--- start ---

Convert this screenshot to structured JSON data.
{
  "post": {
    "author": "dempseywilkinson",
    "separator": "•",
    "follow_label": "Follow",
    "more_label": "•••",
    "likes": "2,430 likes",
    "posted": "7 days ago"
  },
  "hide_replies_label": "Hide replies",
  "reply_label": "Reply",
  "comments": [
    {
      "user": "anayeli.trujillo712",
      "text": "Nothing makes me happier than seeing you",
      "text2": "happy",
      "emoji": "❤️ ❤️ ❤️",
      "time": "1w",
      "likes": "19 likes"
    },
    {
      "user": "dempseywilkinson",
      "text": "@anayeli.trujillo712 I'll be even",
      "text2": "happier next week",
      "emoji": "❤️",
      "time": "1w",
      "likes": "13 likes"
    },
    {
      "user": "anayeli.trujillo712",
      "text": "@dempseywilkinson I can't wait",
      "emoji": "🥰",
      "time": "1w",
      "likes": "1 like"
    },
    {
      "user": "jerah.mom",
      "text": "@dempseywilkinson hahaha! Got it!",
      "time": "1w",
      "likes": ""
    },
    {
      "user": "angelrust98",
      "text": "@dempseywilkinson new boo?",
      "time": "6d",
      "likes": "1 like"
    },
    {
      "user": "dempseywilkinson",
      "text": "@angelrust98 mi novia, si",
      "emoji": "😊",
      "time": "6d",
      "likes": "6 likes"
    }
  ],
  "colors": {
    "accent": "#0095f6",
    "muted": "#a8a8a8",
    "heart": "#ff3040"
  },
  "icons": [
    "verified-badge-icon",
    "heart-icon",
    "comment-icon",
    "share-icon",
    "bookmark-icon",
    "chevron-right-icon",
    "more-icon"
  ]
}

--- end ---

Work instructions: Set every line of the listing down word for word.

Result for this exercise:
Convert this screenshot to structured JSON data.
{
  "post": {
    "author": "dempseywilkinson",
    "separator": "•",
    "follow_label": "Follow",
    "more_label": "•••",
    "likes": "2,430 likes",
    "posted": "7 days ago"
  },
  "hide_replies_label": "Hide replies",
  "reply_label": "Reply",
  "comments": [
    {
      "user": "anayeli.trujillo712",
      "text": "Nothing makes me happier than seeing you",
      "text2": "happy",
      "emoji": "❤️ ❤️ ❤️",
      "time": "1w",
      "likes": "19 likes"
    },
    {
      "user": "dempseywilkinson",
      "text": "@anayeli.trujillo712 I'll be even",
      "text2": "happier next week",
      "emoji": "❤️",
      "time": "1w",
      "likes": "13 likes"
    },
    {
      "user": "anayeli.trujillo712",
      "text": "@dempseywilkinson I can't wait",
      "emoji": "🥰",
      "time": "1w",
      "likes": "1 like"
    },
    {
      "user": "jerah.mom",
      "text": "@dempseywilkinson hahaha! Got it!",
      "time": "1w",
      "likes": ""
    },
    {
      "user": "angelrust98",
      "text": "@dempseywilkinson new boo?",
      "time": "6d",
      "likes": "1 like"
    },
    {
      "user": "dempseywilkinson",
      "text": "@angelrust98 mi novia, si",
      "emoji": "😊",
      "time": "6d",
      "likes": "6 likes"
    }
  ],
  "colors": {
    "accent": "#0095f6",
    "muted": "#a8a8a8",
    "heart": "#ff3040"
  },
  "icons": [
    "verified-badge-icon",
    "heart-icon",
    "comment-icon",
    "share-icon",
    "bookmark-icon",
    "chevron-right-icon",
    "more-icon"
  ]
}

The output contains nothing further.